>>

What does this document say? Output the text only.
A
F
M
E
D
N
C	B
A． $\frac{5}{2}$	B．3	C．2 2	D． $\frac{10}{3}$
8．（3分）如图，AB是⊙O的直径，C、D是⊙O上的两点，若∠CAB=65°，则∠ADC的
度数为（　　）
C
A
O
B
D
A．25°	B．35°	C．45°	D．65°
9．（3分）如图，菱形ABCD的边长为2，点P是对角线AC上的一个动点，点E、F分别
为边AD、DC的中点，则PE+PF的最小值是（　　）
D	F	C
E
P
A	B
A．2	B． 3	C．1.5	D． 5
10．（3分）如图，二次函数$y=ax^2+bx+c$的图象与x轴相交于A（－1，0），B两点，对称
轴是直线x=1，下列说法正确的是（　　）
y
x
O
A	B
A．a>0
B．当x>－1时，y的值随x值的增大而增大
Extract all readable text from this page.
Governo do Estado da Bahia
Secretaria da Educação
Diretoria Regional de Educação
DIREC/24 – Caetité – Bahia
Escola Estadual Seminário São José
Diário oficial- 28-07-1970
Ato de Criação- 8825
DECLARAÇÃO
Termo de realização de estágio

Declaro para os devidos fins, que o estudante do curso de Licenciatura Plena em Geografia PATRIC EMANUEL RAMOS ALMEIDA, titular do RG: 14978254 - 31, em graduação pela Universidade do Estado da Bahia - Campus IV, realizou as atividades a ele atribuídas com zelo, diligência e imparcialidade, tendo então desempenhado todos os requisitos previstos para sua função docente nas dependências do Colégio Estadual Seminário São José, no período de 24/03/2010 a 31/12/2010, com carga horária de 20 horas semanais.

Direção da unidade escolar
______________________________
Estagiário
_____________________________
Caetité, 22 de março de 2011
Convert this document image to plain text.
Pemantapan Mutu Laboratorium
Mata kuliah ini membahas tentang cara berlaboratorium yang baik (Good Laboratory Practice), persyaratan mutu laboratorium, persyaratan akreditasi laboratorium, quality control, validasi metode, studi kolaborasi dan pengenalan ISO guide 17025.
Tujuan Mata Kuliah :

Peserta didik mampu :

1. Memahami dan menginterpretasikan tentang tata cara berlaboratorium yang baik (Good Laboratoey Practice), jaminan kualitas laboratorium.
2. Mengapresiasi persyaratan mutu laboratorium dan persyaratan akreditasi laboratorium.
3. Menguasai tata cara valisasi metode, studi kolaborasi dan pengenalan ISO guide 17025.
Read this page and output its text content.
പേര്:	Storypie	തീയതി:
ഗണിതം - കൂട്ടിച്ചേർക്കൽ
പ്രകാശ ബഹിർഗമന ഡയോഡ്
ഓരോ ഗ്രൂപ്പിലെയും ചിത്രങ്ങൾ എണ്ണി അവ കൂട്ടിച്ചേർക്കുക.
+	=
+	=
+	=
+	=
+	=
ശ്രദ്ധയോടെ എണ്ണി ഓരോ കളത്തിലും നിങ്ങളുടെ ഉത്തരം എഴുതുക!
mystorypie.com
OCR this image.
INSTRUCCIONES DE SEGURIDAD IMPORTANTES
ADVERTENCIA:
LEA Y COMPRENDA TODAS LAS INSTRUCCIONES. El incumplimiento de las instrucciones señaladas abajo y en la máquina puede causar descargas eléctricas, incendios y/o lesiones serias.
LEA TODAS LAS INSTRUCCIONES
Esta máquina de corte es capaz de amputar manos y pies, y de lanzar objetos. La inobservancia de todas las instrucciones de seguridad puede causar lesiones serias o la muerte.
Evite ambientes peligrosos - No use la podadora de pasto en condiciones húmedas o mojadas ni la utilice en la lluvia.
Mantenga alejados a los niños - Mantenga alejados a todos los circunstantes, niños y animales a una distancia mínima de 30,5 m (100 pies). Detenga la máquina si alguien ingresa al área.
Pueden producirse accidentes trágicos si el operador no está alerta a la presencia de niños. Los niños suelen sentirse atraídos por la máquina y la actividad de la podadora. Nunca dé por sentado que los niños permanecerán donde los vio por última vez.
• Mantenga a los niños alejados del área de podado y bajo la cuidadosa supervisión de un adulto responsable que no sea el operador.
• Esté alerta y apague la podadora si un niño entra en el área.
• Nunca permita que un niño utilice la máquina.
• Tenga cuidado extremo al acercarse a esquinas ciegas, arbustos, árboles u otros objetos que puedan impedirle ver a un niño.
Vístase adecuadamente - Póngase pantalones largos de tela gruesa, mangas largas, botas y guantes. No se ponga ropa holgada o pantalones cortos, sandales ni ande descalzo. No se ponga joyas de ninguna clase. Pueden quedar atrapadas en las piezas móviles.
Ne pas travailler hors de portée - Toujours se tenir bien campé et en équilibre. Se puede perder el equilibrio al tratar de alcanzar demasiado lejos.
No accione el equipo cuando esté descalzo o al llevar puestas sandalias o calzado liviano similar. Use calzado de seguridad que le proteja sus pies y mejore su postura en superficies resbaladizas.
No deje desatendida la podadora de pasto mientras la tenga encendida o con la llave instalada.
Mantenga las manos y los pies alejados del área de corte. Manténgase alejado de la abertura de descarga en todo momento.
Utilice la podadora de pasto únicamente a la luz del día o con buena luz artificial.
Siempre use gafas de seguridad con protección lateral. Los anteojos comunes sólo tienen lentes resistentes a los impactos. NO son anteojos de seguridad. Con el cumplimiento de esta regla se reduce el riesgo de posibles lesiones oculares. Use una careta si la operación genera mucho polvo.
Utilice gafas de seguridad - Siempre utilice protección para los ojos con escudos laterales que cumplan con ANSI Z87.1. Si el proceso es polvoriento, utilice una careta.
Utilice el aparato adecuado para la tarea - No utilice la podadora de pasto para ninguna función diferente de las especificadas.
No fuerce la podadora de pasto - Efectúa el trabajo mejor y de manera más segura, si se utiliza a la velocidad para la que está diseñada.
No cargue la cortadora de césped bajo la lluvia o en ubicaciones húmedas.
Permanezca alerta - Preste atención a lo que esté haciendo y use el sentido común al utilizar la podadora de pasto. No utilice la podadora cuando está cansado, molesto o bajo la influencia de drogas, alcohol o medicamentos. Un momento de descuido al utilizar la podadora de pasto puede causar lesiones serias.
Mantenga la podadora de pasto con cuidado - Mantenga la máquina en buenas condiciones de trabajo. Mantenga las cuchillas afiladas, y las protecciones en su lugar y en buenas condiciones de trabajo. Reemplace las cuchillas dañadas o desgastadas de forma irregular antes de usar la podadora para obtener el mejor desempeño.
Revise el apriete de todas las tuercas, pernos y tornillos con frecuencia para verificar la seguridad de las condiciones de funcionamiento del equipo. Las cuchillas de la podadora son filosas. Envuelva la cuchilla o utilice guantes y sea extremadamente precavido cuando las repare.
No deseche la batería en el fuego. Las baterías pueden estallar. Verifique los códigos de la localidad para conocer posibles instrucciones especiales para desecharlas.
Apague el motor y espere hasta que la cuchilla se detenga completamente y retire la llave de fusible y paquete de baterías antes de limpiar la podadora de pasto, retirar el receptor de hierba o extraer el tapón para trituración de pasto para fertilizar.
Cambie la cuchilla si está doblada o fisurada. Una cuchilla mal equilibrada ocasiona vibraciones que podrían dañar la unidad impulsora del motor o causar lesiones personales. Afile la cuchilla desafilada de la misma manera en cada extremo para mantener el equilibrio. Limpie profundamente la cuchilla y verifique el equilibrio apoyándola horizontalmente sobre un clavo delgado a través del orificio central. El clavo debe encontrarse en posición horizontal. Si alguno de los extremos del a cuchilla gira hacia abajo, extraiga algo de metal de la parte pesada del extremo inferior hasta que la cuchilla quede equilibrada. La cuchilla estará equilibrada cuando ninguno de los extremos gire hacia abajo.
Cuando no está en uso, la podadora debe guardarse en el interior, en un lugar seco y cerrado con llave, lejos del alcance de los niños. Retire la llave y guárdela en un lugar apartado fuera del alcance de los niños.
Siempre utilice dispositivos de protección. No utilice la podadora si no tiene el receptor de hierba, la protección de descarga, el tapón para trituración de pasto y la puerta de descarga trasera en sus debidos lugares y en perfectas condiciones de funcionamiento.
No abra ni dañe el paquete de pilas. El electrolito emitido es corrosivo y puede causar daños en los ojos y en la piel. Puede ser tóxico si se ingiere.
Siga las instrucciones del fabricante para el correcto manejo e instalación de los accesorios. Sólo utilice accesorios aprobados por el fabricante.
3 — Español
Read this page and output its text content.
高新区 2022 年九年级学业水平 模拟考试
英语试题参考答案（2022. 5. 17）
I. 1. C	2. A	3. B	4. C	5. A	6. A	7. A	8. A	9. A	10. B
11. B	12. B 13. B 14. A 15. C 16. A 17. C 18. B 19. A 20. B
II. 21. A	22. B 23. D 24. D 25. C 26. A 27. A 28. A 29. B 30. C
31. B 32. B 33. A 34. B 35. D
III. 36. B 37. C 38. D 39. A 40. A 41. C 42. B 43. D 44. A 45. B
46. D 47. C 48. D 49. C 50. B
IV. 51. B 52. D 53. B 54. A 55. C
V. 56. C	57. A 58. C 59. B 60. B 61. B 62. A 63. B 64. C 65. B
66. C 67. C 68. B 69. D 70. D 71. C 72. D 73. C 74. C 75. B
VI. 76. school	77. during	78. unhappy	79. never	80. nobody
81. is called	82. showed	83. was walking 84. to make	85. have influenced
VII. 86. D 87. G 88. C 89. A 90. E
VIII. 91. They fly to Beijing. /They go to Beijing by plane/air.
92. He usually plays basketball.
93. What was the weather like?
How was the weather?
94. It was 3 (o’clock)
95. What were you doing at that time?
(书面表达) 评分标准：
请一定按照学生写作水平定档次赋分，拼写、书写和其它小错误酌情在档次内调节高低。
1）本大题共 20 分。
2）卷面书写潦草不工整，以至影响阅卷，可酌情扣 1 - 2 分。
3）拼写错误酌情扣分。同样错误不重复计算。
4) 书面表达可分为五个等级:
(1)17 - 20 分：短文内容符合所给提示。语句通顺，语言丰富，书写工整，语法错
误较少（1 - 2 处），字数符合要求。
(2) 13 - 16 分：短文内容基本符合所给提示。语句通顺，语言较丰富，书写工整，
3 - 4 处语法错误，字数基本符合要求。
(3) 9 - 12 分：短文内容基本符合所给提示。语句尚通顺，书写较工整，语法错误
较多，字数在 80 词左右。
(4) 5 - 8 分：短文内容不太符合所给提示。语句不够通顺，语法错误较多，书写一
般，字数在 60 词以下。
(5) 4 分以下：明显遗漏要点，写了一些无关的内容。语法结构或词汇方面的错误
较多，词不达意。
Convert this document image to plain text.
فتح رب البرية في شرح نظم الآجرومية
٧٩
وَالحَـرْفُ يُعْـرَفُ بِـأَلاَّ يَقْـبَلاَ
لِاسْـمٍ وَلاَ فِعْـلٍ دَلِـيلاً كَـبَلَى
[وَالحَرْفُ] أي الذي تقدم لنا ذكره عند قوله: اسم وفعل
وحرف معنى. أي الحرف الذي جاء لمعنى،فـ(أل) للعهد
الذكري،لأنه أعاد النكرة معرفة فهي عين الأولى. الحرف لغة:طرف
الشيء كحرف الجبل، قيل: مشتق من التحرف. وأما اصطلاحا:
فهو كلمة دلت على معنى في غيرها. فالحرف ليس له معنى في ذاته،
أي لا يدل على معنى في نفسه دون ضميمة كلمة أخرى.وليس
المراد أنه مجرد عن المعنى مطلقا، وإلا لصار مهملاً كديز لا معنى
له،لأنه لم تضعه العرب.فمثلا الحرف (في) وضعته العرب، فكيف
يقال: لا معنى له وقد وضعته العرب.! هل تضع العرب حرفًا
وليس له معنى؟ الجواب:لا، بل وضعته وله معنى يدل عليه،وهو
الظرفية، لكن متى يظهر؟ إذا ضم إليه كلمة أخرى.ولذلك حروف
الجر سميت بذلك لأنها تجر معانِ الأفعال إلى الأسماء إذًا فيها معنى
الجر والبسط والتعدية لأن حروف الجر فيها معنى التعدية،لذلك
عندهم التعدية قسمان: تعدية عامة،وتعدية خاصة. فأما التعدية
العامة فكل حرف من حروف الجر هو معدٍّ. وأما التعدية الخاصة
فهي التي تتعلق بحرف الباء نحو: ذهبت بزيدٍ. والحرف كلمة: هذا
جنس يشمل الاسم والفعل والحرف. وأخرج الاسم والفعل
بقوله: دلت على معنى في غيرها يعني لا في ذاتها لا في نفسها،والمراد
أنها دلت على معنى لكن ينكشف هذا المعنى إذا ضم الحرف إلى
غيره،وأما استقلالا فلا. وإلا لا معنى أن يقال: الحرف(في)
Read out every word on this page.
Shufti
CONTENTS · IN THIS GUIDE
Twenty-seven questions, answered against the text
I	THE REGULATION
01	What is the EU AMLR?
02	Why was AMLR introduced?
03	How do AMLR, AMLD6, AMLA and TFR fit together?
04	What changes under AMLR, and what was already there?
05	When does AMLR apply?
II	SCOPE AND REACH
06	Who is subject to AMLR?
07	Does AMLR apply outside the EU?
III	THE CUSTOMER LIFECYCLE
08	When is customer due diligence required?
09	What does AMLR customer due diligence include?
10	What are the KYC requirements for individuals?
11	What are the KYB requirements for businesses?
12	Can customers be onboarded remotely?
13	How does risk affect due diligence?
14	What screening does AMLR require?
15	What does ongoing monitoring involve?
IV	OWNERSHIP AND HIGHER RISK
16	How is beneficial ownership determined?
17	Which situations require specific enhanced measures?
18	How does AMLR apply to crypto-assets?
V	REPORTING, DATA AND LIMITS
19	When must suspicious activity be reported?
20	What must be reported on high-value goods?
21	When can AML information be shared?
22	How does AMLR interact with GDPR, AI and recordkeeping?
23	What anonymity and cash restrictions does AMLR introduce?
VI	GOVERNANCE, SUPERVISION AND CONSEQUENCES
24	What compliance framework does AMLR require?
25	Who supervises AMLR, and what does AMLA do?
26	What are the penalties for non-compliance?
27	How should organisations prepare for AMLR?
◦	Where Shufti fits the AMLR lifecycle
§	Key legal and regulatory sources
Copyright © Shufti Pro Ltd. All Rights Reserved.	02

<<

Task details:
Count every line above that holds the string "وليس" and give the total, nothing more.

Output of the exercise:
2